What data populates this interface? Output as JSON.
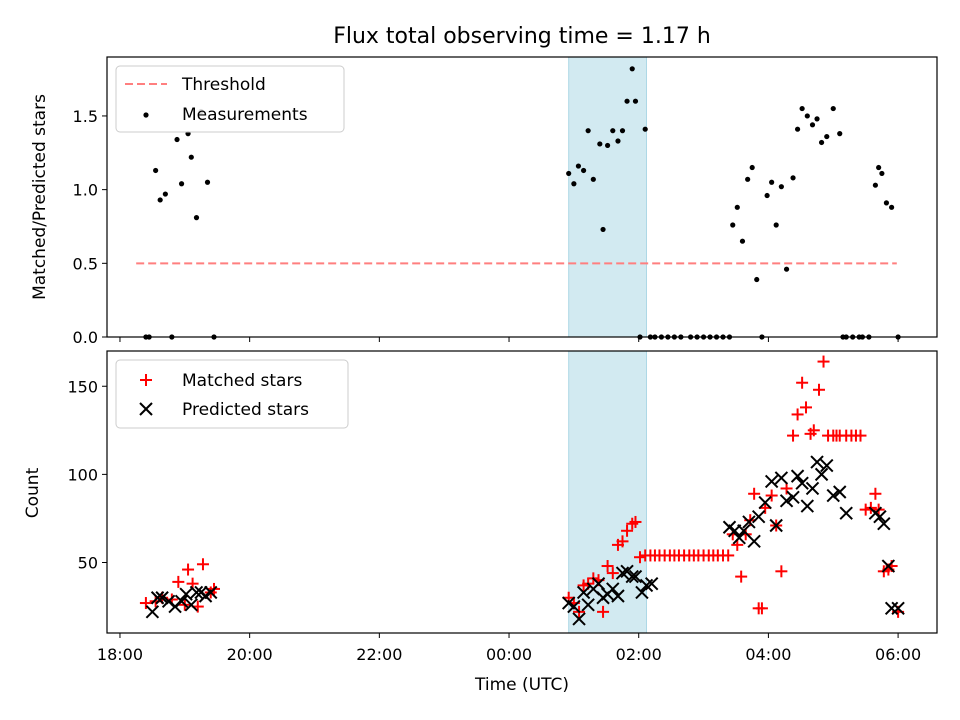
{
  "chart_data": [
    {
      "type": "scatter",
      "title": "Flux total observing time = 1.17 h",
      "xlabel": "",
      "ylabel": "Matched/Predicted stars",
      "x_unit": "hours relative to 00:00 UTC",
      "xlim": [
        -6.2,
        6.6
      ],
      "ylim": [
        0,
        1.9
      ],
      "yticks": [
        0.0,
        0.5,
        1.0,
        1.5
      ],
      "ytick_labels": [
        "0.0",
        "0.5",
        "1.0",
        "1.5"
      ],
      "xticks": [
        -6,
        -4,
        -2,
        0,
        2,
        4,
        6
      ],
      "show_xtick_labels": false,
      "grid": false,
      "legend_position": "upper-left",
      "shaded_interval": [
        0.92,
        2.12
      ],
      "shade_color": "#add8e6",
      "series": [
        {
          "name": "Threshold",
          "style": "dashed-line",
          "color": "#ff7f7f",
          "x": [
            -5.75,
            5.98
          ],
          "y": [
            0.5,
            0.5
          ]
        },
        {
          "name": "Measurements",
          "style": "dot",
          "color": "#000000",
          "x": [
            -5.6,
            -5.55,
            -5.45,
            -5.38,
            -5.3,
            -5.2,
            -5.12,
            -5.05,
            -4.95,
            -4.9,
            -4.82,
            -4.75,
            -4.65,
            -4.55,
            0.92,
            1.0,
            1.07,
            1.15,
            1.22,
            1.3,
            1.4,
            1.45,
            1.52,
            1.6,
            1.68,
            1.75,
            1.82,
            1.9,
            1.95,
            2.02,
            2.1,
            2.18,
            2.25,
            2.35,
            2.45,
            2.55,
            2.65,
            2.8,
            2.9,
            3.0,
            3.1,
            3.2,
            3.3,
            3.4,
            3.45,
            3.52,
            3.6,
            3.68,
            3.75,
            3.82,
            3.9,
            3.98,
            4.05,
            4.12,
            4.2,
            4.28,
            4.38,
            4.45,
            4.52,
            4.6,
            4.68,
            4.75,
            4.82,
            4.9,
            5.0,
            5.1,
            5.15,
            5.2,
            5.3,
            5.4,
            5.45,
            5.55,
            5.65,
            5.7,
            5.75,
            5.82,
            5.9,
            6.0
          ],
          "y": [
            0.0,
            0.0,
            1.13,
            0.93,
            0.97,
            0.0,
            1.34,
            1.04,
            1.38,
            1.22,
            0.81,
            1.53,
            1.05,
            0.0,
            1.11,
            1.04,
            1.16,
            1.13,
            1.4,
            1.07,
            1.31,
            0.73,
            1.3,
            1.4,
            1.33,
            1.4,
            1.6,
            1.82,
            1.6,
            0.0,
            1.41,
            0.0,
            0.0,
            0.0,
            0.0,
            0.0,
            0.0,
            0.0,
            0.0,
            0.0,
            0.0,
            0.0,
            0.0,
            0.0,
            0.76,
            0.88,
            0.65,
            1.07,
            1.15,
            0.39,
            0.0,
            0.96,
            1.05,
            0.76,
            1.02,
            0.46,
            1.08,
            1.41,
            1.55,
            1.5,
            1.44,
            1.48,
            1.32,
            1.36,
            1.55,
            1.38,
            0.0,
            0.0,
            0.0,
            0.0,
            0.0,
            0.0,
            1.03,
            1.15,
            1.11,
            0.91,
            0.88,
            0.0
          ]
        }
      ]
    },
    {
      "type": "scatter",
      "title": "",
      "xlabel": "Time (UTC)",
      "ylabel": "Count",
      "x_unit": "hours relative to 00:00 UTC",
      "xlim": [
        -6.2,
        6.6
      ],
      "ylim": [
        10,
        170
      ],
      "yticks": [
        50,
        100,
        150
      ],
      "ytick_labels": [
        "50",
        "100",
        "150"
      ],
      "xticks": [
        -6,
        -4,
        -2,
        0,
        2,
        4,
        6
      ],
      "xtick_labels": [
        "18:00",
        "20:00",
        "22:00",
        "00:00",
        "02:00",
        "04:00",
        "06:00"
      ],
      "grid": false,
      "legend_position": "upper-left",
      "shaded_interval": [
        0.92,
        2.12
      ],
      "shade_color": "#add8e6",
      "series": [
        {
          "name": "Matched stars",
          "marker": "plus",
          "color": "#ff0000",
          "x": [
            -5.6,
            -5.45,
            -5.35,
            -5.2,
            -5.1,
            -5.0,
            -4.95,
            -4.88,
            -4.8,
            -4.72,
            -4.6,
            -4.55,
            0.92,
            1.0,
            1.08,
            1.15,
            1.22,
            1.3,
            1.38,
            1.45,
            1.52,
            1.6,
            1.68,
            1.75,
            1.82,
            1.9,
            1.95,
            2.02,
            2.1,
            2.18,
            2.25,
            2.32,
            2.4,
            2.48,
            2.55,
            2.62,
            2.7,
            2.78,
            2.85,
            2.92,
            3.0,
            3.08,
            3.15,
            3.22,
            3.3,
            3.38,
            3.45,
            3.52,
            3.58,
            3.65,
            3.72,
            3.78,
            3.85,
            3.9,
            3.95,
            4.05,
            4.12,
            4.2,
            4.28,
            4.38,
            4.45,
            4.52,
            4.58,
            4.65,
            4.7,
            4.78,
            4.85,
            4.92,
            5.0,
            5.05,
            5.1,
            5.2,
            5.28,
            5.35,
            5.42,
            5.5,
            5.58,
            5.65,
            5.7,
            5.78,
            5.85,
            5.9,
            6.0
          ],
          "y": [
            27,
            28,
            30,
            29,
            39,
            26,
            46,
            38,
            25,
            49,
            33,
            35,
            30,
            27,
            22,
            37,
            38,
            41,
            40,
            22,
            48,
            44,
            60,
            62,
            68,
            72,
            73,
            53,
            54,
            54,
            54,
            54,
            54,
            54,
            54,
            54,
            54,
            54,
            54,
            54,
            54,
            54,
            54,
            54,
            54,
            54,
            66,
            60,
            42,
            66,
            74,
            89,
            24,
            24,
            81,
            88,
            71,
            45,
            92,
            122,
            134,
            152,
            138,
            123,
            125,
            148,
            164,
            122,
            122,
            122,
            122,
            122,
            122,
            122,
            122,
            80,
            81,
            89,
            80,
            45,
            46,
            48,
            22
          ]
        },
        {
          "name": "Predicted stars",
          "marker": "x",
          "color": "#000000",
          "x": [
            -5.5,
            -5.42,
            -5.35,
            -5.25,
            -5.15,
            -5.05,
            -4.98,
            -4.9,
            -4.82,
            -4.75,
            -4.68,
            -4.6,
            0.92,
            1.0,
            1.08,
            1.15,
            1.22,
            1.3,
            1.38,
            1.45,
            1.52,
            1.6,
            1.68,
            1.75,
            1.82,
            1.9,
            1.95,
            2.05,
            2.12,
            2.2,
            3.4,
            3.48,
            3.55,
            3.62,
            3.7,
            3.78,
            3.85,
            3.95,
            4.05,
            4.12,
            4.2,
            4.28,
            4.38,
            4.45,
            4.52,
            4.6,
            4.68,
            4.75,
            4.82,
            4.9,
            5.0,
            5.1,
            5.2,
            5.65,
            5.72,
            5.78,
            5.85,
            5.9,
            6.0
          ],
          "y": [
            22,
            30,
            30,
            28,
            25,
            28,
            32,
            26,
            33,
            33,
            31,
            33,
            27,
            25,
            18,
            33,
            26,
            35,
            38,
            30,
            32,
            35,
            31,
            44,
            45,
            42,
            42,
            33,
            37,
            38,
            70,
            68,
            64,
            68,
            73,
            62,
            76,
            84,
            96,
            71,
            98,
            85,
            87,
            99,
            95,
            82,
            92,
            107,
            100,
            105,
            88,
            90,
            78,
            78,
            76,
            72,
            48,
            24,
            24
          ]
        }
      ]
    }
  ]
}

AIM:
Each line of the data is to be duplicated exactly; pictures stay out of the copy.

EXERCISE ANSWER:
What data populates this interface? Output as JSON.
{
  "chart_data": [
    {
      "type": "scatter",
      "title": "Flux total observing time = 1.17 h",
      "xlabel": "",
      "ylabel": "Matched/Predicted stars",
      "x_unit": "hours relative to 00:00 UTC",
      "xlim": [
        -6.2,
        6.6
      ],
      "ylim": [
        0,
        1.9
      ],
      "yticks": [
        0.0,
        0.5,
        1.0,
        1.5
      ],
      "ytick_labels": [
        "0.0",
        "0.5",
        "1.0",
        "1.5"
      ],
      "xticks": [
        -6,
        -4,
        -2,
        0,
        2,
        4,
        6
      ],
      "show_xtick_labels": false,
      "grid": false,
      "legend_position": "upper-left",
      "shaded_interval": [
        0.92,
        2.12
      ],
      "shade_color": "#add8e6",
      "series": [
        {
          "name": "Threshold",
          "style": "dashed-line",
          "color": "#ff7f7f",
          "x": [
            -5.75,
            5.98
          ],
          "y": [
            0.5,
            0.5
          ]
        },
        {
          "name": "Measurements",
          "style": "dot",
          "color": "#000000",
          "x": [
            -5.6,
            -5.55,
            -5.45,
            -5.38,
            -5.3,
            -5.2,
            -5.12,
            -5.05,
            -4.95,
            -4.9,
            -4.82,
            -4.75,
            -4.65,
            -4.55,
            0.92,
            1.0,
            1.07,
            1.15,
            1.22,
            1.3,
            1.4,
            1.45,
            1.52,
            1.6,
            1.68,
            1.75,
            1.82,
            1.9,
            1.95,
            2.02,
            2.1,
            2.18,
            2.25,
            2.35,
            2.45,
            2.55,
            2.65,
            2.8,
            2.9,
            3.0,
            3.1,
            3.2,
            3.3,
            3.4,
            3.45,
            3.52,
            3.6,
            3.68,
            3.75,
            3.82,
            3.9,
            3.98,
            4.05,
            4.12,
            4.2,
            4.28,
            4.38,
            4.45,
            4.52,
            4.6,
            4.68,
            4.75,
            4.82,
            4.9,
            5.0,
            5.1,
            5.15,
            5.2,
            5.3,
            5.4,
            5.45,
            5.55,
            5.65,
            5.7,
            5.75,
            5.82,
            5.9,
            6.0
          ],
          "y": [
            0.0,
            0.0,
            1.13,
            0.93,
            0.97,
            0.0,
            1.34,
            1.04,
            1.38,
            1.22,
            0.81,
            1.53,
            1.05,
            0.0,
            1.11,
            1.04,
            1.16,
            1.13,
            1.4,
            1.07,
            1.31,
            0.73,
            1.3,
            1.4,
            1.33,
            1.4,
            1.6,
            1.82,
            1.6,
            0.0,
            1.41,
            0.0,
            0.0,
            0.0,
            0.0,
            0.0,
            0.0,
            0.0,
            0.0,
            0.0,
            0.0,
            0.0,
            0.0,
            0.0,
            0.76,
            0.88,
            0.65,
            1.07,
            1.15,
            0.39,
            0.0,
            0.96,
            1.05,
            0.76,
            1.02,
            0.46,
            1.08,
            1.41,
            1.55,
            1.5,
            1.44,
            1.48,
            1.32,
            1.36,
            1.55,
            1.38,
            0.0,
            0.0,
            0.0,
            0.0,
            0.0,
            0.0,
            1.03,
            1.15,
            1.11,
            0.91,
            0.88,
            0.0
          ]
        }
      ]
    },
    {
      "type": "scatter",
      "title": "",
      "xlabel": "Time (UTC)",
      "ylabel": "Count",
      "x_unit": "hours relative to 00:00 UTC",
      "xlim": [
        -6.2,
        6.6
      ],
      "ylim": [
        10,
        170
      ],
      "yticks": [
        50,
        100,
        150
      ],
      "ytick_labels": [
        "50",
        "100",
        "150"
      ],
      "xticks": [
        -6,
        -4,
        -2,
        0,
        2,
        4,
        6
      ],
      "xtick_labels": [
        "18:00",
        "20:00",
        "22:00",
        "00:00",
        "02:00",
        "04:00",
        "06:00"
      ],
      "grid": false,
      "legend_position": "upper-left",
      "shaded_interval": [
        0.92,
        2.12
      ],
      "shade_color": "#add8e6",
      "series": [
        {
          "name": "Matched stars",
          "marker": "plus",
          "color": "#ff0000",
          "x": [
            -5.6,
            -5.45,
            -5.35,
            -5.2,
            -5.1,
            -5.0,
            -4.95,
            -4.88,
            -4.8,
            -4.72,
            -4.6,
            -4.55,
            0.92,
            1.0,
            1.08,
            1.15,
            1.22,
            1.3,
            1.38,
            1.45,
            1.52,
            1.6,
            1.68,
            1.75,
            1.82,
            1.9,
            1.95,
            2.02,
            2.1,
            2.18,
            2.25,
            2.32,
            2.4,
            2.48,
            2.55,
            2.62,
            2.7,
            2.78,
            2.85,
            2.92,
            3.0,
            3.08,
            3.15,
            3.22,
            3.3,
            3.38,
            3.45,
            3.52,
            3.58,
            3.65,
            3.72,
            3.78,
            3.85,
            3.9,
            3.95,
            4.05,
            4.12,
            4.2,
            4.28,
            4.38,
            4.45,
            4.52,
            4.58,
            4.65,
            4.7,
            4.78,
            4.85,
            4.92,
            5.0,
            5.05,
            5.1,
            5.2,
            5.28,
            5.35,
            5.42,
            5.5,
            5.58,
            5.65,
            5.7,
            5.78,
            5.85,
            5.9,
            6.0
          ],
          "y": [
            27,
            28,
            30,
            29,
            39,
            26,
            46,
            38,
            25,
            49,
            33,
            35,
            30,
            27,
            22,
            37,
            38,
            41,
            40,
            22,
            48,
            44,
            60,
            62,
            68,
            72,
            73,
            53,
            54,
            54,
            54,
            54,
            54,
            54,
            54,
            54,
            54,
            54,
            54,
            54,
            54,
            54,
            54,
            54,
            54,
            54,
            66,
            60,
            42,
            66,
            74,
            89,
            24,
            24,
            81,
            88,
            71,
            45,
            92,
            122,
            134,
            152,
            138,
            123,
            125,
            148,
            164,
            122,
            122,
            122,
            122,
            122,
            122,
            122,
            122,
            80,
            81,
            89,
            80,
            45,
            46,
            48,
            22
          ]
        },
        {
          "name": "Predicted stars",
          "marker": "x",
          "color": "#000000",
          "x": [
            -5.5,
            -5.42,
            -5.35,
            -5.25,
            -5.15,
            -5.05,
            -4.98,
            -4.9,
            -4.82,
            -4.75,
            -4.68,
            -4.6,
            0.92,
            1.0,
            1.08,
            1.15,
            1.22,
            1.3,
            1.38,
            1.45,
            1.52,
            1.6,
            1.68,
            1.75,
            1.82,
            1.9,
            1.95,
            2.05,
            2.12,
            2.2,
            3.4,
            3.48,
            3.55,
            3.62,
            3.7,
            3.78,
            3.85,
            3.95,
            4.05,
            4.12,
            4.2,
            4.28,
            4.38,
            4.45,
            4.52,
            4.6,
            4.68,
            4.75,
            4.82,
            4.9,
            5.0,
            5.1,
            5.2,
            5.65,
            5.72,
            5.78,
            5.85,
            5.9,
            6.0
          ],
          "y": [
            22,
            30,
            30,
            28,
            25,
            28,
            32,
            26,
            33,
            33,
            31,
            33,
            27,
            25,
            18,
            33,
            26,
            35,
            38,
            30,
            32,
            35,
            31,
            44,
            45,
            42,
            42,
            33,
            37,
            38,
            70,
            68,
            64,
            68,
            73,
            62,
            76,
            84,
            96,
            71,
            98,
            85,
            87,
            99,
            95,
            82,
            92,
            107,
            100,
            105,
            88,
            90,
            78,
            78,
            76,
            72,
            48,
            24,
            24
          ]
        }
      ]
    }
  ]
}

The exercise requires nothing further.